WHAT YOU ARE ASKED TO DO: A line counts if it contains the word "STAPYLTON" at least once. State how many such lines the records contain, giving the number alone.
─── RECORD EXCERPTS
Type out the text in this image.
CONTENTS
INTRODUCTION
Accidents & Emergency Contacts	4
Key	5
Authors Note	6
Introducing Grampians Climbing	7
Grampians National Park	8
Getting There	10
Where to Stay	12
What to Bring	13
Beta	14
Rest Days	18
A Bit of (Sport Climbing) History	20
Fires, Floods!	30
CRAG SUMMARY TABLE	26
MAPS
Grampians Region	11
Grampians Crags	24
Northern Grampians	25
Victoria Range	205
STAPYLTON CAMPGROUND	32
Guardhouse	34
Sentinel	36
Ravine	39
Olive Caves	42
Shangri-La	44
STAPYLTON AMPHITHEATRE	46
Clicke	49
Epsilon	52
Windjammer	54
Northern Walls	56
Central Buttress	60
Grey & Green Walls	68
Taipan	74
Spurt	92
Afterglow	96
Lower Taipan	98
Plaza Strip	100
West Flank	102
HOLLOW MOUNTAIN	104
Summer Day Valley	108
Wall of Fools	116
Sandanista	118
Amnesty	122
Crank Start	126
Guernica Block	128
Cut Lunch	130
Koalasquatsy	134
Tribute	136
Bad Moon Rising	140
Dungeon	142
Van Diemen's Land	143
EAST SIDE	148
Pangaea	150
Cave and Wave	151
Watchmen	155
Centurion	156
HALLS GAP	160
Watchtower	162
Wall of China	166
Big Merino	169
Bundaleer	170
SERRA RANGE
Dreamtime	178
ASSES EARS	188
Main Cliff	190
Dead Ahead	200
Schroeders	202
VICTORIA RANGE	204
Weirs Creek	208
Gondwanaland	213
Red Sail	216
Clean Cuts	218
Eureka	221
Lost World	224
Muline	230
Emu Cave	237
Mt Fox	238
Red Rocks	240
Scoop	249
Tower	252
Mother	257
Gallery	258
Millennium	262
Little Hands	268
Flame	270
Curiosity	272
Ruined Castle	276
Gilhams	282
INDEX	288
──────
SOLUTION: 2